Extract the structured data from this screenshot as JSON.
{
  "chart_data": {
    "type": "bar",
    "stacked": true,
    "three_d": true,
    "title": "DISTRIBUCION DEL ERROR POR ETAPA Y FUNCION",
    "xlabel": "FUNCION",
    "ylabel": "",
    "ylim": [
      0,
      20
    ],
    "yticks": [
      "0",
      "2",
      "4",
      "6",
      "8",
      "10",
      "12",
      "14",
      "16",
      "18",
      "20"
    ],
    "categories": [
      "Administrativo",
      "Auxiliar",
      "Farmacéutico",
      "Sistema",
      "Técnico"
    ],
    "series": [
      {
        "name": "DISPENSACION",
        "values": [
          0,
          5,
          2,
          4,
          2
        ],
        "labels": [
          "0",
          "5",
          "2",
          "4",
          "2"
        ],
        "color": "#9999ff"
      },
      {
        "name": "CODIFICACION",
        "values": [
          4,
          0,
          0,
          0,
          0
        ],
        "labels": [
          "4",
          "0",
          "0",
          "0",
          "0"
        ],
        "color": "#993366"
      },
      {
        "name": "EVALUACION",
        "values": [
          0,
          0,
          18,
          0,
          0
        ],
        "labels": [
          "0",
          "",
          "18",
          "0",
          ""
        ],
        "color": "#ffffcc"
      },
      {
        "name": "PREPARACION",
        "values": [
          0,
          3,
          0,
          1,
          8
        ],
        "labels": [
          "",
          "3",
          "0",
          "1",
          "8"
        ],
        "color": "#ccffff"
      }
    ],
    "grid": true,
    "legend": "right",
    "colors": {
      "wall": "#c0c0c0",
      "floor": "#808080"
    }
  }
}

....

Restate each record word for word.

Extract the structured data from this screenshot as JSON.
{
  "chart_data": {
    "type": "bar",
    "stacked": true,
    "three_d": true,
    "title": "DISTRIBUCION DEL ERROR POR ETAPA Y FUNCION",
    "xlabel": "FUNCION",
    "ylabel": "",
    "ylim": [
      0,
      20
    ],
    "yticks": [
      "0",
      "2",
      "4",
      "6",
      "8",
      "10",
      "12",
      "14",
      "16",
      "18",
      "20"
    ],
    "categories": [
      "Administrativo",
      "Auxiliar",
      "Farmacéutico",
      "Sistema",
      "Técnico"
    ],
    "series": [
      {
        "name": "DISPENSACION",
        "values": [
          0,
          5,
          2,
          4,
          2
        ],
        "labels": [
          "0",
          "5",
          "2",
          "4",
          "2"
        ],
        "color": "#9999ff"
      },
      {
        "name": "CODIFICACION",
        "values": [
          4,
          0,
          0,
          0,
          0
        ],
        "labels": [
          "4",
          "0",
          "0",
          "0",
          "0"
        ],
        "color": "#993366"
      },
      {
        "name": "EVALUACION",
        "values": [
          0,
          0,
          18,
          0,
          0
        ],
        "labels": [
          "0",
          "",
          "18",
          "0",
          ""
        ],
        "color": "#ffffcc"
      },
      {
        "name": "PREPARACION",
        "values": [
          0,
          3,
          0,
          1,
          8
        ],
        "labels": [
          "",
          "3",
          "0",
          "1",
          "8"
        ],
        "color": "#ccffff"
      }
    ],
    "grid": true,
    "legend": "right",
    "colors": {
      "wall": "#c0c0c0",
      "floor": "#808080"
    }
  }
}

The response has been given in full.